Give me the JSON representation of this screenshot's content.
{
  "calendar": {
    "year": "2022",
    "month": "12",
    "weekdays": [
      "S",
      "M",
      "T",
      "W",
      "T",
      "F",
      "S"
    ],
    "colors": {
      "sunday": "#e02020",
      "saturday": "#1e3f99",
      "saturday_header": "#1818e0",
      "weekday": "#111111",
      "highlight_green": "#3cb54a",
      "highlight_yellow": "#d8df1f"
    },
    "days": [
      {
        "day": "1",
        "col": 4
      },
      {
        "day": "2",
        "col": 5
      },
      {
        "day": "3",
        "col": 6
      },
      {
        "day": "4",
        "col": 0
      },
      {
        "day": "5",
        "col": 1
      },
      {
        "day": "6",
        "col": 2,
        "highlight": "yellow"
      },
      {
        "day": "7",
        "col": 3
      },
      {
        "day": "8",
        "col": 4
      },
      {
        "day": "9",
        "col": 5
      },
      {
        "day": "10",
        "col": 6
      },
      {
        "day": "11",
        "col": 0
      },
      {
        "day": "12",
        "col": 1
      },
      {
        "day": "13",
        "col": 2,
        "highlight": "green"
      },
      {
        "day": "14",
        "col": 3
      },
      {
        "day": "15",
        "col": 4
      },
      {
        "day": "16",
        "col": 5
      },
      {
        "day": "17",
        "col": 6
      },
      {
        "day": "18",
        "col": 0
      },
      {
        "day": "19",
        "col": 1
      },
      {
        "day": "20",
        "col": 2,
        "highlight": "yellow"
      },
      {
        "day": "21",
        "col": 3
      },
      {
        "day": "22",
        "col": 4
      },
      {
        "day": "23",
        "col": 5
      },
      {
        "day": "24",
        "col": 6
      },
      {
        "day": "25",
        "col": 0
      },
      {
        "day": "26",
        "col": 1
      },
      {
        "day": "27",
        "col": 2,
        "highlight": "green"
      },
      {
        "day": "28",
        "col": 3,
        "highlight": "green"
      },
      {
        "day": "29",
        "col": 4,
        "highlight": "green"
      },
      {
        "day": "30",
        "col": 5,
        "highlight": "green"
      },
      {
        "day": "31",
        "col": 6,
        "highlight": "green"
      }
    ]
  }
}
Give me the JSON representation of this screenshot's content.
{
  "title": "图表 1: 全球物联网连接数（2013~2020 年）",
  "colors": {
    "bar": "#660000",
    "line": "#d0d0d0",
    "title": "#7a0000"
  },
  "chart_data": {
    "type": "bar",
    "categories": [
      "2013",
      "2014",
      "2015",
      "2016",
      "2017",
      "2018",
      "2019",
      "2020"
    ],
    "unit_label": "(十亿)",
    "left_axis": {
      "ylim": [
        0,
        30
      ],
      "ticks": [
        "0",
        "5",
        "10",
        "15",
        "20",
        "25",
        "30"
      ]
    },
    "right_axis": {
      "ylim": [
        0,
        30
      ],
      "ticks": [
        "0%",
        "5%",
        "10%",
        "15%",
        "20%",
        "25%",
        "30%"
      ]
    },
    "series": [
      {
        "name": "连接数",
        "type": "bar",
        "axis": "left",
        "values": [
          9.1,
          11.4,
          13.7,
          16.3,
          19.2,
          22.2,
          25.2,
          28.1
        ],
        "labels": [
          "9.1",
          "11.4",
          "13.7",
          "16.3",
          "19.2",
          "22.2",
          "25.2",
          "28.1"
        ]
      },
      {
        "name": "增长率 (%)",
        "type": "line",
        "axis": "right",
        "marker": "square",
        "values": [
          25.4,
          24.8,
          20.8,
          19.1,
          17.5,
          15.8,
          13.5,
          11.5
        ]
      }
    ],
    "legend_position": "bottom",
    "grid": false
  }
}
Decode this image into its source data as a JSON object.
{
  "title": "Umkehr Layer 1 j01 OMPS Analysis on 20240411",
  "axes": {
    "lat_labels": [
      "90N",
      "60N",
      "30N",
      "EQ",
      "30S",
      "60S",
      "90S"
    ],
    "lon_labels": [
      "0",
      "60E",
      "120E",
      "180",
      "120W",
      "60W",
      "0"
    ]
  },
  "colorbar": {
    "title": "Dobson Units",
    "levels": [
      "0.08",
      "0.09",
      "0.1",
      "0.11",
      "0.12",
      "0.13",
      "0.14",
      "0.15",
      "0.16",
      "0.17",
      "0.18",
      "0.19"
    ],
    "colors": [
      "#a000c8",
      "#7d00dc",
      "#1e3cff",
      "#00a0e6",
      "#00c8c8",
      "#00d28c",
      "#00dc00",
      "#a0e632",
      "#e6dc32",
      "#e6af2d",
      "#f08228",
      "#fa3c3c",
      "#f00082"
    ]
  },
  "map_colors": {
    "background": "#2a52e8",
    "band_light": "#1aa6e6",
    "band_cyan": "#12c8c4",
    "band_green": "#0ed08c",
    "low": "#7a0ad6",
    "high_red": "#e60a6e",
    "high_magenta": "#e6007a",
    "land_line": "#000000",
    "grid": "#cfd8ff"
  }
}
^^^^^^^^
● **INSTRUCTIONS FOR THE TASK**: Output the entries verbatim.

● **EXERCISE SOLUTION**:
Give me the JSON representation of this screenshot's content.
{
  "calendar": {
    "year": "2022",
    "month": "12",
    "weekdays": [
      "S",
      "M",
      "T",
      "W",
      "T",
      "F",
      "S"
    ],
    "colors": {
      "sunday": "#e02020",
      "saturday": "#1e3f99",
      "saturday_header": "#1818e0",
      "weekday": "#111111",
      "highlight_green": "#3cb54a",
      "highlight_yellow": "#d8df1f"
    },
    "days": [
      {
        "day": "1",
        "col": 4
      },
      {
        "day": "2",
        "col": 5
      },
      {
        "day": "3",
        "col": 6
      },
      {
        "day": "4",
        "col": 0
      },
      {
        "day": "5",
        "col": 1
      },
      {
        "day": "6",
        "col": 2,
        "highlight": "yellow"
      },
      {
        "day": "7",
        "col": 3
      },
      {
        "day": "8",
        "col": 4
      },
      {
        "day": "9",
        "col": 5
      },
      {
        "day": "10",
        "col": 6
      },
      {
        "day": "11",
        "col": 0
      },
      {
        "day": "12",
        "col": 1
      },
      {
        "day": "13",
        "col": 2,
        "highlight": "green"
      },
      {
        "day": "14",
        "col": 3
      },
      {
        "day": "15",
        "col": 4
      },
      {
        "day": "16",
        "col": 5
      },
      {
        "day": "17",
        "col": 6
      },
      {
        "day": "18",
        "col": 0
      },
      {
        "day": "19",
        "col": 1
      },
      {
        "day": "20",
        "col": 2,
        "highlight": "yellow"
      },
      {
        "day": "21",
        "col": 3
      },
      {
        "day": "22",
        "col": 4
      },
      {
        "day": "23",
        "col": 5
      },
      {
        "day": "24",
        "col": 6
      },
      {
        "day": "25",
        "col": 0
      },
      {
        "day": "26",
        "col": 1
      },
      {
        "day": "27",
        "col": 2,
        "highlight": "green"
      },
      {
        "day": "28",
        "col": 3,
        "highlight": "green"
      },
      {
        "day": "29",
        "col": 4,
        "highlight": "green"
      },
      {
        "day": "30",
        "col": 5,
        "highlight": "green"
      },
      {
        "day": "31",
        "col": 6,
        "highlight": "green"
      }
    ]
  }
}
Give me the JSON representation of this screenshot's content.
{
  "title": "图表 1: 全球物联网连接数（2013~2020 年）",
  "colors": {
    "bar": "#660000",
    "line": "#d0d0d0",
    "title": "#7a0000"
  },
  "chart_data": {
    "type": "bar",
    "categories": [
      "2013",
      "2014",
      "2015",
      "2016",
      "2017",
      "2018",
      "2019",
      "2020"
    ],
    "unit_label": "(十亿)",
    "left_axis": {
      "ylim": [
        0,
        30
      ],
      "ticks": [
        "0",
        "5",
        "10",
        "15",
        "20",
        "25",
        "30"
      ]
    },
    "right_axis": {
      "ylim": [
        0,
        30
      ],
      "ticks": [
        "0%",
        "5%",
        "10%",
        "15%",
        "20%",
        "25%",
        "30%"
      ]
    },
    "series": [
      {
        "name": "连接数",
        "type": "bar",
        "axis": "left",
        "values": [
          9.1,
          11.4,
          13.7,
          16.3,
          19.2,
          22.2,
          25.2,
          28.1
        ],
        "labels": [
          "9.1",
          "11.4",
          "13.7",
          "16.3",
          "19.2",
          "22.2",
          "25.2",
          "28.1"
        ]
      },
      {
        "name": "增长率 (%)",
        "type": "line",
        "axis": "right",
        "marker": "square",
        "values": [
          25.4,
          24.8,
          20.8,
          19.1,
          17.5,
          15.8,
          13.5,
          11.5
        ]
      }
    ],
    "legend_position": "bottom",
    "grid": false
  }
}
Decode this image into its source data as a JSON object.
{
  "title": "Umkehr Layer 1 j01 OMPS Analysis on 20240411",
  "axes": {
    "lat_labels": [
      "90N",
      "60N",
      "30N",
      "EQ",
      "30S",
      "60S",
      "90S"
    ],
    "lon_labels": [
      "0",
      "60E",
      "120E",
      "180",
      "120W",
      "60W",
      "0"
    ]
  },
  "colorbar": {
    "title": "Dobson Units",
    "levels": [
      "0.08",
      "0.09",
      "0.1",
      "0.11",
      "0.12",
      "0.13",
      "0.14",
      "0.15",
      "0.16",
      "0.17",
      "0.18",
      "0.19"
    ],
    "colors": [
      "#a000c8",
      "#7d00dc",
      "#1e3cff",
      "#00a0e6",
      "#00c8c8",
      "#00d28c",
      "#00dc00",
      "#a0e632",
      "#e6dc32",
      "#e6af2d",
      "#f08228",
      "#fa3c3c",
      "#f00082"
    ]
  },
  "map_colors": {
    "background": "#2a52e8",
    "band_light": "#1aa6e6",
    "band_cyan": "#12c8c4",
    "band_green": "#0ed08c",
    "low": "#7a0ad6",
    "high_red": "#e60a6e",
    "high_magenta": "#e6007a",
    "land_line": "#000000",
    "grid": "#cfd8ff"
  }
}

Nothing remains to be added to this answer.